___ INPUT FOR THIS TASK ___
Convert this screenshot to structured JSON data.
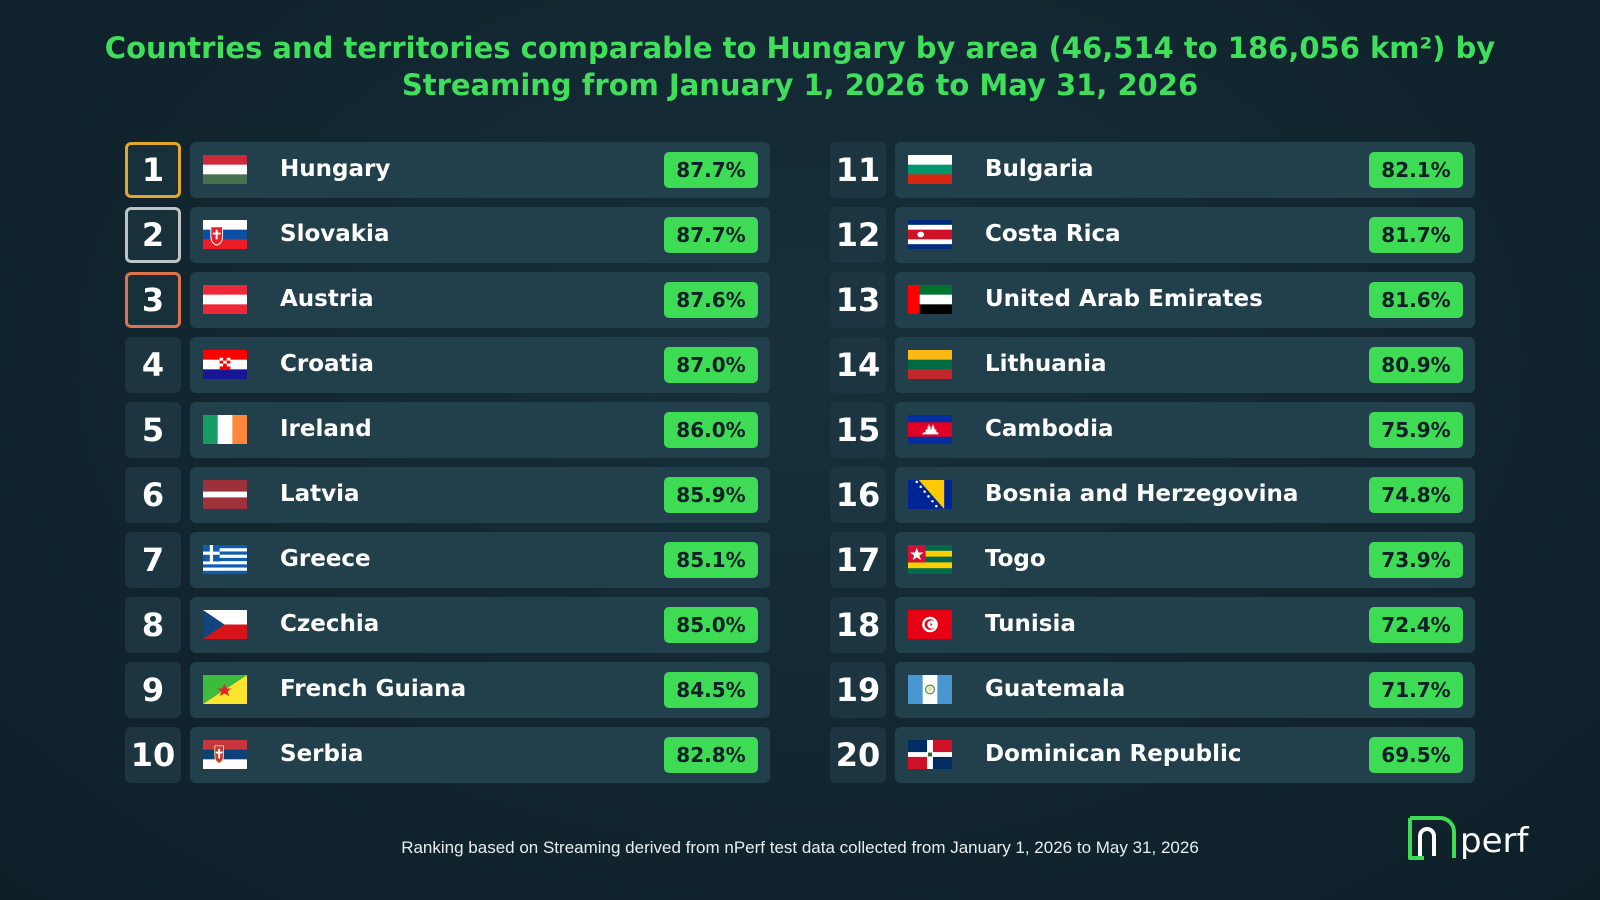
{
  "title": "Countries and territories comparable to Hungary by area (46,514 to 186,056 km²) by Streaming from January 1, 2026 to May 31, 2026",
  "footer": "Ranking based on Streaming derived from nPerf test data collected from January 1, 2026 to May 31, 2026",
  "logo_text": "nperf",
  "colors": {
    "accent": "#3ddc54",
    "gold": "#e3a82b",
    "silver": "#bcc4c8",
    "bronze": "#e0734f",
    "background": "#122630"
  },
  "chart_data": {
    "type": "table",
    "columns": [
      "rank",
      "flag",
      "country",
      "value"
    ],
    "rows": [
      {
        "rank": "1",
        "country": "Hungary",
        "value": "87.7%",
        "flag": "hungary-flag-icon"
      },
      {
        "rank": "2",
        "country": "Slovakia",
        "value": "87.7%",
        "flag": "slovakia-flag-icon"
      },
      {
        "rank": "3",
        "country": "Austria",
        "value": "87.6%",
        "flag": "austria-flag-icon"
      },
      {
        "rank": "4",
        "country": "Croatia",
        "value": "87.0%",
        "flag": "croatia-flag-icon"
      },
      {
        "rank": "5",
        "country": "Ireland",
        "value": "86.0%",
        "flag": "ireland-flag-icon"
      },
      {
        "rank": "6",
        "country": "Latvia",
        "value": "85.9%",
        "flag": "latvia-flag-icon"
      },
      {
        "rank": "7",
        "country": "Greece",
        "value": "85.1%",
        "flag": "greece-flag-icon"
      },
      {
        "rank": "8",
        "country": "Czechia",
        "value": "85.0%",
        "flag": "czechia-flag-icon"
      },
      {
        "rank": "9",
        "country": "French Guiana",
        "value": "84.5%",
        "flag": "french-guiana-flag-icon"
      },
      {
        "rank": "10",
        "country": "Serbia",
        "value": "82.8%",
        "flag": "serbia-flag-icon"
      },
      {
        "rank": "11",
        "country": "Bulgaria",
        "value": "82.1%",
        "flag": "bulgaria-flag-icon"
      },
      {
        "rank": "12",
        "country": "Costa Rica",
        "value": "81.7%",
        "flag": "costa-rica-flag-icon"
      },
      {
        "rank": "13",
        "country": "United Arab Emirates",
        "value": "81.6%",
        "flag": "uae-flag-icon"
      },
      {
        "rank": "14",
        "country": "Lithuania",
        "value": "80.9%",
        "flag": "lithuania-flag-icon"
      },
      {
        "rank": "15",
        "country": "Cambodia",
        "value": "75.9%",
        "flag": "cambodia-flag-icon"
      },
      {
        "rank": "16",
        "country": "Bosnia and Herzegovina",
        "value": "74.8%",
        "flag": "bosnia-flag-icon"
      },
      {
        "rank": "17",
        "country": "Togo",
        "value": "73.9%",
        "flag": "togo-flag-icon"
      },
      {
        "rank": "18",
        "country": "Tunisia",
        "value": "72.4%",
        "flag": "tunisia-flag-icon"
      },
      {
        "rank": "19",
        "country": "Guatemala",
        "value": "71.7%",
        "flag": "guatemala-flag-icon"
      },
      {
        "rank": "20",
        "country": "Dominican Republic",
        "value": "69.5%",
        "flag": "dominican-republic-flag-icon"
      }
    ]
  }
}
___
___ INPUT FOR THIS TASK ___
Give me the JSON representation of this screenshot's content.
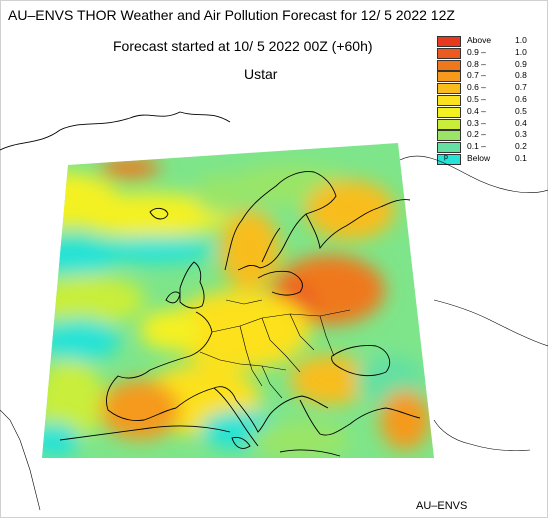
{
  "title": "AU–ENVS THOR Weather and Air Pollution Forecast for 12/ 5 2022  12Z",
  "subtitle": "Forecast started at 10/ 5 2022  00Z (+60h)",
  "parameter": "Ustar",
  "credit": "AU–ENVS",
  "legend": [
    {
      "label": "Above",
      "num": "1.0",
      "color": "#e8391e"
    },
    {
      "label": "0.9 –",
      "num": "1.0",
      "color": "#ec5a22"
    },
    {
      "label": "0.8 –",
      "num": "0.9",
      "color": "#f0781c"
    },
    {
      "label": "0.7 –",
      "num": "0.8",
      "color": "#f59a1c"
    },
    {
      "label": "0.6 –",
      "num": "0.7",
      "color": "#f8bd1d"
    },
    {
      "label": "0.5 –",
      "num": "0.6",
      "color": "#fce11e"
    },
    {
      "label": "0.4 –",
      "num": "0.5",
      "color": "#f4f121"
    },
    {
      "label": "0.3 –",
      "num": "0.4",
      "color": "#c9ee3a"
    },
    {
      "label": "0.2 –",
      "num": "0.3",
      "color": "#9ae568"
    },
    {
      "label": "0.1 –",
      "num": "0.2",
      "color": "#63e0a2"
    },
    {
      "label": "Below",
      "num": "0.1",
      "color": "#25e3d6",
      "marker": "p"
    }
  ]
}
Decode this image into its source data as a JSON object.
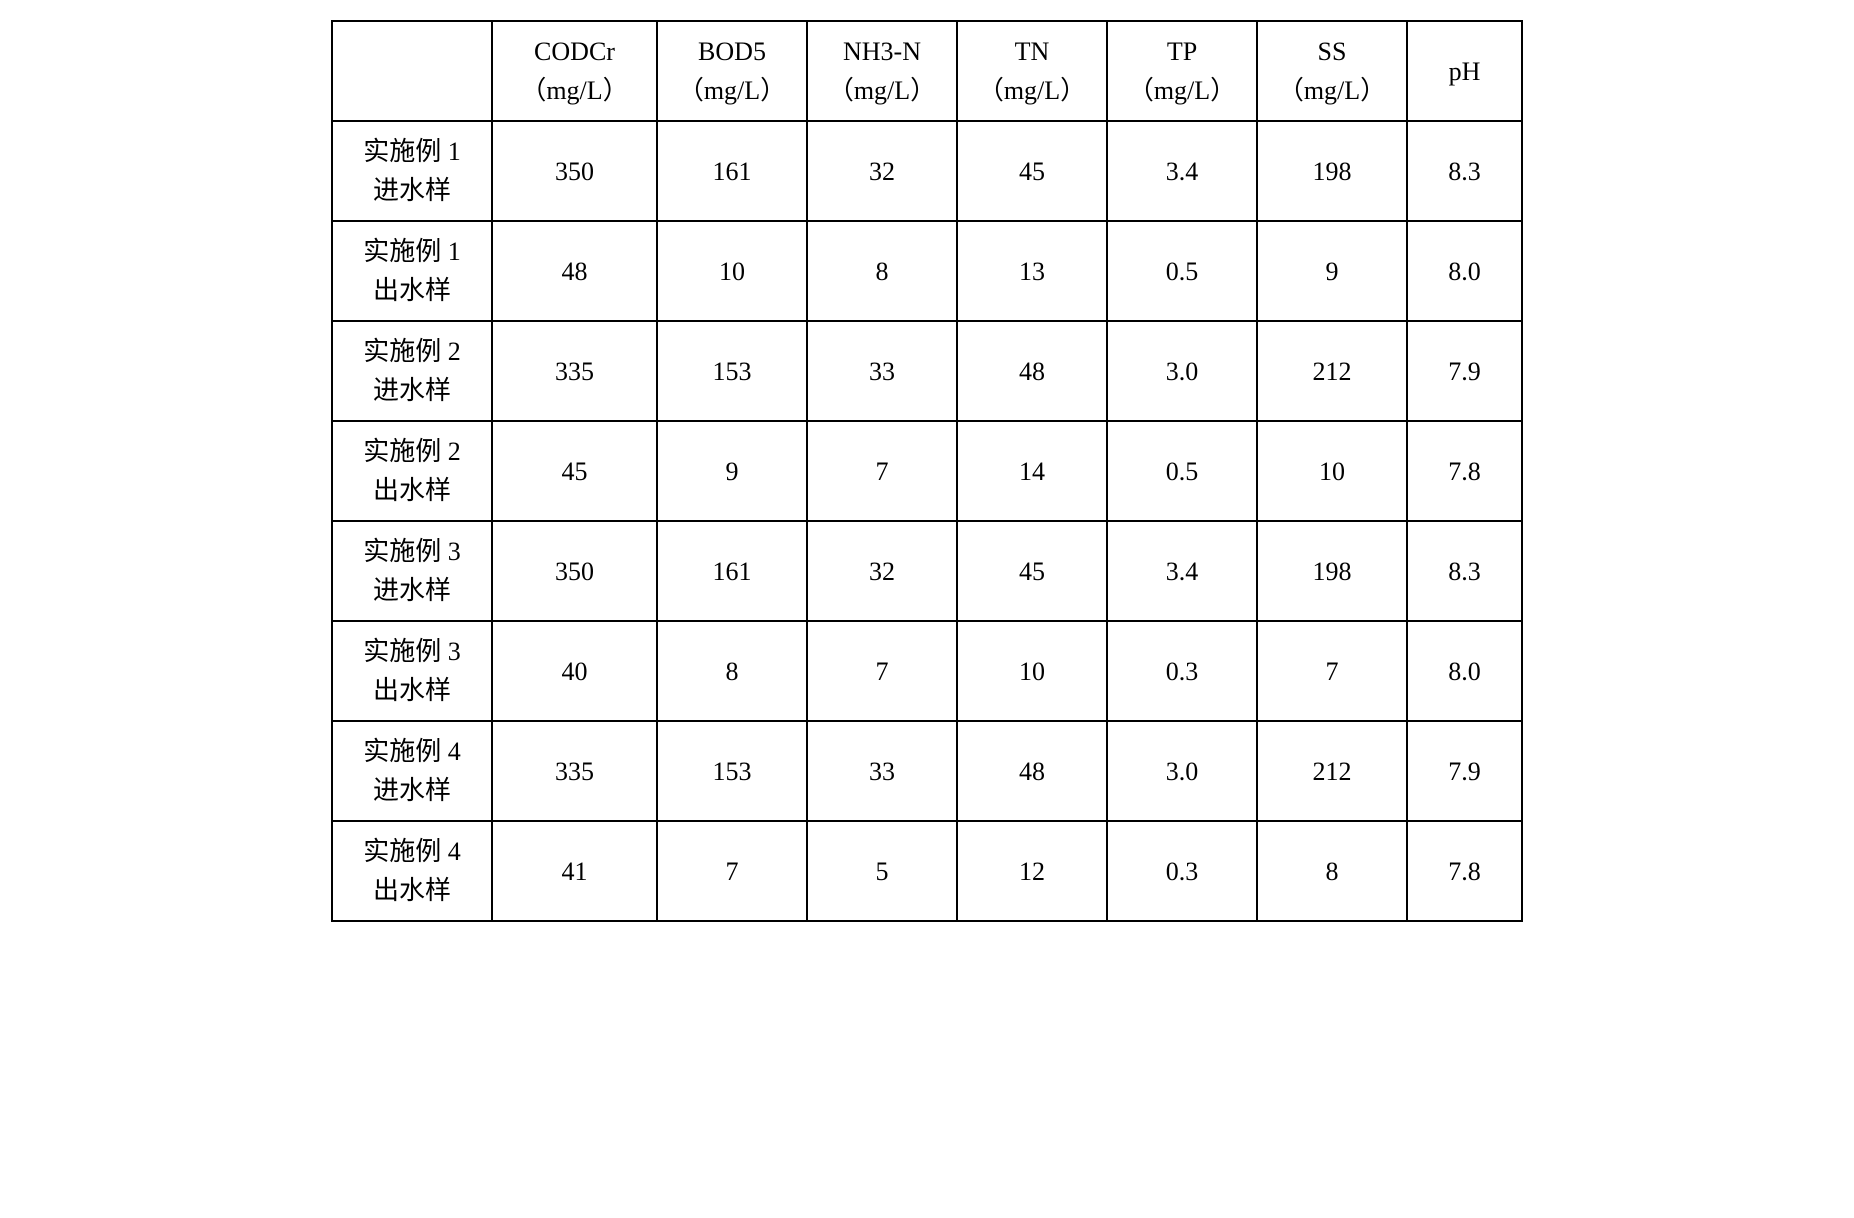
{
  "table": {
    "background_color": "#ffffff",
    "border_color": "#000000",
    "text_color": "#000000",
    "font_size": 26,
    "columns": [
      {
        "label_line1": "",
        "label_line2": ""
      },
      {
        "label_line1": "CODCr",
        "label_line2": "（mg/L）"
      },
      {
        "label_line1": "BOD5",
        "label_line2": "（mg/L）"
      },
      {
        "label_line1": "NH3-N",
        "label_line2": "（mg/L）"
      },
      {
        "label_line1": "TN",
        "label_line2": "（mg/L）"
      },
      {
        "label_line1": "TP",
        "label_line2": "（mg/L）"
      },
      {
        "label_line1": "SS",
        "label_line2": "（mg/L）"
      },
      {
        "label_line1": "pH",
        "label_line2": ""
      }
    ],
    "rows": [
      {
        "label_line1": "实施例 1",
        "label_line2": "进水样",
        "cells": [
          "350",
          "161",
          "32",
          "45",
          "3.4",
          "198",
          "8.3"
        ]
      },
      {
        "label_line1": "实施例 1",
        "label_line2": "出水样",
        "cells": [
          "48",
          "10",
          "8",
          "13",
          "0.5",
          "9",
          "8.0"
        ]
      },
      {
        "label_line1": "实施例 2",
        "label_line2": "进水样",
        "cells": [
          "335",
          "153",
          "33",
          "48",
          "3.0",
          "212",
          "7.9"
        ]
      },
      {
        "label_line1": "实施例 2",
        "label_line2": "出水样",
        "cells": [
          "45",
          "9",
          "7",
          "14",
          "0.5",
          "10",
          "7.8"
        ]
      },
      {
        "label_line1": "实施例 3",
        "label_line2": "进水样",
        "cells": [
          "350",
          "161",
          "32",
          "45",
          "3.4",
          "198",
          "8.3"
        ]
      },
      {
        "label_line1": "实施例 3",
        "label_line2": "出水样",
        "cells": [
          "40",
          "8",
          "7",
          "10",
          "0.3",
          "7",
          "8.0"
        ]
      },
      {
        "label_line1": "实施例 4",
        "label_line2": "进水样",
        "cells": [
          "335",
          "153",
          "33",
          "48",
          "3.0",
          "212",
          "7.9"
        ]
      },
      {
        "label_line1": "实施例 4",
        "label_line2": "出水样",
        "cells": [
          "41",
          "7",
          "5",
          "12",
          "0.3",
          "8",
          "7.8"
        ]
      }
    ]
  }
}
___
___ INPUT FOR THIS TASK ___
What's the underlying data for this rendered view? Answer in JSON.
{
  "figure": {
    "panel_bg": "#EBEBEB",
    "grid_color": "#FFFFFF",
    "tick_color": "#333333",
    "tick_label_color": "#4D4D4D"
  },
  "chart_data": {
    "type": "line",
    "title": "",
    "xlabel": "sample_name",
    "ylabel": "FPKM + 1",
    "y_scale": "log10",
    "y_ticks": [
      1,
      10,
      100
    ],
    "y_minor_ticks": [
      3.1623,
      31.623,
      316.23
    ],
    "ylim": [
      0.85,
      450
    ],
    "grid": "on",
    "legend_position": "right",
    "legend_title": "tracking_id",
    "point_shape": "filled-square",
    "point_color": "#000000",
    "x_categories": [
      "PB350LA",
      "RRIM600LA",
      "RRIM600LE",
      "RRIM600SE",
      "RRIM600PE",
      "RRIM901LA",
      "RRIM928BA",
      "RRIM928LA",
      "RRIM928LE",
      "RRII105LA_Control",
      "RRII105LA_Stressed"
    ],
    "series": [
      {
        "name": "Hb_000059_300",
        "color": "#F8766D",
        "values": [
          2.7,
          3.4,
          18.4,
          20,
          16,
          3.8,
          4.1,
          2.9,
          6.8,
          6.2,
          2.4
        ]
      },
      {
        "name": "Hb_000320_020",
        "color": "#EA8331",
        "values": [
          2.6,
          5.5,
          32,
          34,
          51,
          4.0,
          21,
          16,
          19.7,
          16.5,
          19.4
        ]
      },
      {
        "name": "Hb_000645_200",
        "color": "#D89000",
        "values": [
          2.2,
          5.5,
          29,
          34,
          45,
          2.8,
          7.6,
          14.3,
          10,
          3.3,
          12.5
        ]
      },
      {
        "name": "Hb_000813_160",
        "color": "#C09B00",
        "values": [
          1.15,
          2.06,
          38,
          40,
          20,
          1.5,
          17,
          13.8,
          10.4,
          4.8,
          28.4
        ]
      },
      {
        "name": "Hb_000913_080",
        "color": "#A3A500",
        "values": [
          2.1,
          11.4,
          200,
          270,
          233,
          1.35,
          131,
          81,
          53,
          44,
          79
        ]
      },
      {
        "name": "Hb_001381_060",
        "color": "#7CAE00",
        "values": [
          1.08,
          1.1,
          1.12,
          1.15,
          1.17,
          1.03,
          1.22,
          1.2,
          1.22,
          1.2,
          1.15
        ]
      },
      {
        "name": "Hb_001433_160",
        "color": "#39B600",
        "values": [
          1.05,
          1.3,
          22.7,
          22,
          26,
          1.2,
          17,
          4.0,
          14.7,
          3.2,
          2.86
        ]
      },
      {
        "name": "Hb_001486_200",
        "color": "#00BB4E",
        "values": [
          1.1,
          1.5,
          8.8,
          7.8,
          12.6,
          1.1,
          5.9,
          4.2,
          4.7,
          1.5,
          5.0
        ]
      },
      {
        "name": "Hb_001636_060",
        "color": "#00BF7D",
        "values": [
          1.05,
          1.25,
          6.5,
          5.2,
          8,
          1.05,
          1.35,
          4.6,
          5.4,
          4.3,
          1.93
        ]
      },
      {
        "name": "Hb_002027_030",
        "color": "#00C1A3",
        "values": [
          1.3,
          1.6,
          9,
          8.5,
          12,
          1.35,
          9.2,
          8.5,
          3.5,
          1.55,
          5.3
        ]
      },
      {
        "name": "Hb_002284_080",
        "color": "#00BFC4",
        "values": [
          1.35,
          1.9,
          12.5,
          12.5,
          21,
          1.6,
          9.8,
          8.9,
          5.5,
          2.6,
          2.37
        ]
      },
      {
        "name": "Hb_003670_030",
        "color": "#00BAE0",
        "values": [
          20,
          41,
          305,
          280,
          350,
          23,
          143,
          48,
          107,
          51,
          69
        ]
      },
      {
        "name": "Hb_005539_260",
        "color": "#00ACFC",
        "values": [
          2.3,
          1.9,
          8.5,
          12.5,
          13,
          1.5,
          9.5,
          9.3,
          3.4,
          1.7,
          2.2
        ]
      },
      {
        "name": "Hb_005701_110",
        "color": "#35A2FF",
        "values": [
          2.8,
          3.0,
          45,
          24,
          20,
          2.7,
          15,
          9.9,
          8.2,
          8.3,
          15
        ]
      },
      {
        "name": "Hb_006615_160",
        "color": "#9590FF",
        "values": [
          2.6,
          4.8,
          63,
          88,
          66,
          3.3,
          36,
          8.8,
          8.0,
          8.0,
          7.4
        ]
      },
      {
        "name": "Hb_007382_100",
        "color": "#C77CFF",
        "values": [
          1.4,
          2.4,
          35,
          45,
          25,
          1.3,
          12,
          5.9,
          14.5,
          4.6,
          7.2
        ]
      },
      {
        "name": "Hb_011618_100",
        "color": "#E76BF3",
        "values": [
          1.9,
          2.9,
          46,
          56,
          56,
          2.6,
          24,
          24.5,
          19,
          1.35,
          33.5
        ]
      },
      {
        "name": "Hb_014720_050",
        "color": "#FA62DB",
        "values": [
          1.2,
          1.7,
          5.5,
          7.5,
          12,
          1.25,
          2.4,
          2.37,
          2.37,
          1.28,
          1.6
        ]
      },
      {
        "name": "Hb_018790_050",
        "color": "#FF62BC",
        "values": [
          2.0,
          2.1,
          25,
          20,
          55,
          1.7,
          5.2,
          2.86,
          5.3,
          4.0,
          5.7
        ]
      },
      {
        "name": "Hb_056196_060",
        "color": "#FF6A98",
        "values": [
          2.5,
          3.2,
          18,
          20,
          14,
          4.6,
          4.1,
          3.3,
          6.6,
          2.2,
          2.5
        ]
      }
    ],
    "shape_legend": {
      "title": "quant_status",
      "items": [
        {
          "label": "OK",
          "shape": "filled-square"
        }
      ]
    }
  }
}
___
> **REQUIREMENTS**:
Go through the listing above and pull out each line containing the word "filled".

> **REPLY**:
    "point_shape": "filled-square",
          "shape": "filled-square"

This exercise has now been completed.